- _Task statement_: Extract every line where the string "text" appears.

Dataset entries

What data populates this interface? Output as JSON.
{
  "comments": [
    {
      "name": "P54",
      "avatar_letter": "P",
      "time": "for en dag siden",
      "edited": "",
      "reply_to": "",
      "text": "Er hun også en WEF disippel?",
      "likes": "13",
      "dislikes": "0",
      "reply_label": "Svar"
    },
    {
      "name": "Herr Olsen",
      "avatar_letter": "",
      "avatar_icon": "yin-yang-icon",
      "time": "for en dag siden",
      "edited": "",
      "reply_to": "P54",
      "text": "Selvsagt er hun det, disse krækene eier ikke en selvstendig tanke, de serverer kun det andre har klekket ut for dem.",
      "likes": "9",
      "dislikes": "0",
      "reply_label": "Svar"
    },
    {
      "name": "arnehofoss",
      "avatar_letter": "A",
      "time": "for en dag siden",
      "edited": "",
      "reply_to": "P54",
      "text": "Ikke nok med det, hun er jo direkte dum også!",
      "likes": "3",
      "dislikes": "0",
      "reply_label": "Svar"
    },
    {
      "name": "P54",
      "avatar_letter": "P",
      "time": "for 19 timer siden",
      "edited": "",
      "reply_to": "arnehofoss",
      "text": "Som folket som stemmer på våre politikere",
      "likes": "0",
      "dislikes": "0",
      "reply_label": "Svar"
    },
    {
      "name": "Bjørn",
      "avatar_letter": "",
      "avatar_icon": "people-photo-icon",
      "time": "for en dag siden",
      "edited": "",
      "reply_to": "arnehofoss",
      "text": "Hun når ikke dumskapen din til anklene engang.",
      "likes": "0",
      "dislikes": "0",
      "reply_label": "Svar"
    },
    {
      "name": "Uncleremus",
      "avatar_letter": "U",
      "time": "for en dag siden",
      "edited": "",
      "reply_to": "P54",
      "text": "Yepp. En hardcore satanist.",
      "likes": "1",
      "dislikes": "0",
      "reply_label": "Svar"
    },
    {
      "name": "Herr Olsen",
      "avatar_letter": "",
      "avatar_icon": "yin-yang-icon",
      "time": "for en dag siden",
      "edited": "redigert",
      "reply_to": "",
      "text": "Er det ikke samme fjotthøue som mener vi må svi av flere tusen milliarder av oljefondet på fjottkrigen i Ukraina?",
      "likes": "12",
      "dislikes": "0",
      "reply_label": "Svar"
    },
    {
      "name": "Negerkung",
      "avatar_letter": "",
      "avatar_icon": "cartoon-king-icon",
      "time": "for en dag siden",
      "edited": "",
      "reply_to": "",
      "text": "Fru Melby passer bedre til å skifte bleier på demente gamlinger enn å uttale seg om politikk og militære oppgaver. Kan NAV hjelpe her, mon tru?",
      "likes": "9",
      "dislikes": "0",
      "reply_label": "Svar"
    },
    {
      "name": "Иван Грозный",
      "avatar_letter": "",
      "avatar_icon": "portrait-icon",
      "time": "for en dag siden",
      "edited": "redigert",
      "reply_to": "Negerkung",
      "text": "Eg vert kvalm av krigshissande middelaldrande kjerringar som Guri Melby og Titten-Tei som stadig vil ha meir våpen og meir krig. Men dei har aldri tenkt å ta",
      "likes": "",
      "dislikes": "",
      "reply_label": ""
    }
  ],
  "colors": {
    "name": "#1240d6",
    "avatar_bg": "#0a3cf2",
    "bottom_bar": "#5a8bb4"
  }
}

- _Solution to this problem_:
      "text": "Er hun også en WEF disippel?",
      "text": "Selvsagt er hun det, disse krækene eier ikke en selvstendig tanke, de serverer kun det andre har klekket ut for dem.",
      "text": "Ikke nok med det, hun er jo direkte dum også!",
      "text": "Som folket som stemmer på våre politikere",
      "text": "Hun når ikke dumskapen din til anklene engang.",
      "text": "Yepp. En hardcore satanist.",
      "text": "Er det ikke samme fjotthøue som mener vi må svi av flere tusen milliarder av oljefondet på fjottkrigen i Ukraina?",
      "text": "Fru Melby passer bedre til å skifte bleier på demente gamlinger enn å uttale seg om politikk og militære oppgaver. Kan NAV hjelpe her, mon tru?",
      "text": "Eg vert kvalm av krigshissande middelaldrande kjerringar som Guri Melby og Titten-Tei som stadig vil ha meir våpen og meir krig. Men dei har aldri tenkt å ta",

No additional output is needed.